EXERCISE TASKS:
1 - Decide whether each statement below agrees with the passage on the Toll–Patrick takeover. (a) Patrick's Board rejected Toll's revised bid. (b) Patrick holds a 62% stake in Virgin Blue. (c) Toll revised its offer in March to overcome competition concerns.
2 - Write out the part of the passage on the Toll–Patrick takeover starting with "Since then, Toll" and going on through "keep about 20%.".
** Start of SOURCE DOCUMENT **
Like a child in a custody fight, Virgin Blue awaits the outcome of a hostile takeover bid against its majority owner, Patrick Corporation.
The drawn-out battle of Toll Holdings to buy Patrick has entered its final phase, with Patrick’s Board unanimously accepting Toll’s revised bid.
The Toll-Patrick takeover battle was the largest in recent Australian history. It has see-sawed back and forth since last August. Toll revised its offer in March to overcome competition concerns.
Since then, Toll has revised its deal with Richard Branson over what will happen to Patrick’s 62% stake in Virgin Blue if Toll’s takeover succeeds. Previously, Toll and Branson had agreed that Branson’s Virgin Group, which already owns 25%, would pick up enough additional shares to make it Virgin Blue’s largest shareholder. Some of Patrick shares then would be sold publicly, and Toll would keep about 20%.
** End of SOURCE DOCUMENT **
** Start of DATASET CONTENT **
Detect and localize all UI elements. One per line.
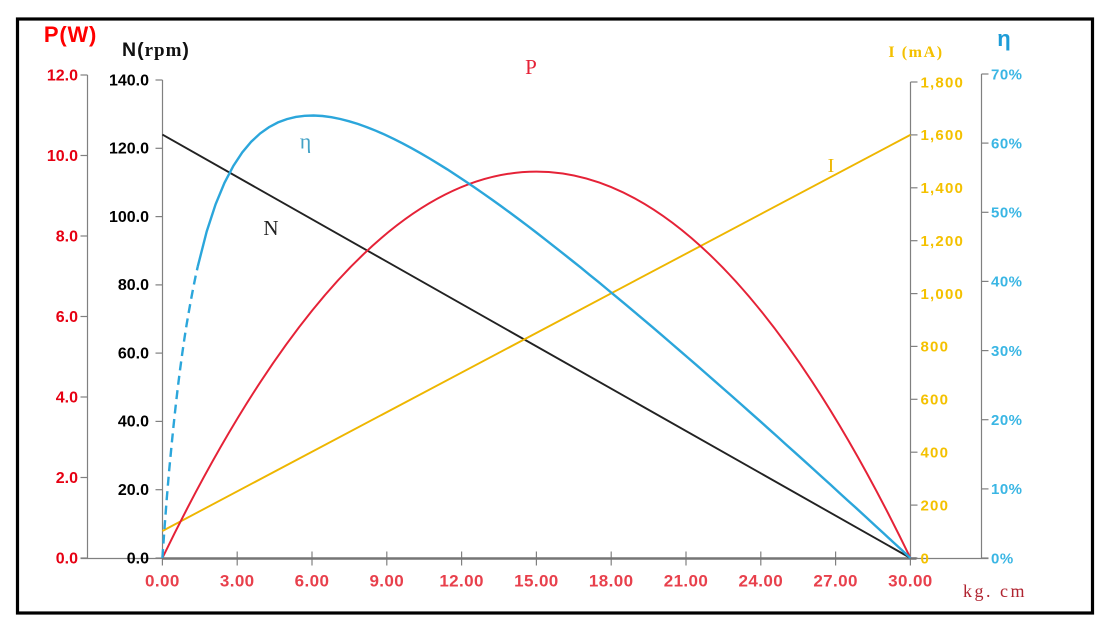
** End of DATASET CONTENT **
SET OF ANSWERS:
1 -
(a) No: "Patrick’s Board unanimously accepting Toll’s revised bid."
(b) Yes: "Patrick’s 62% stake in Virgin Blue"
(c) Yes: "Toll revised its offer in March to overcome competition concerns."

2 -
Since then, Toll has revised its deal with Richard Branson over what will happen to Patrick’s 62% stake in Virgin Blue if Toll’s takeover succeeds. Previously, Toll and Branson had agreed that Branson’s Virgin Group, which already owns 25%, would pick up enough additional shares to make it Virgin Blue’s largest shareholder. Some of Patrick shares then would be sold publicly, and Toll would keep about 20%.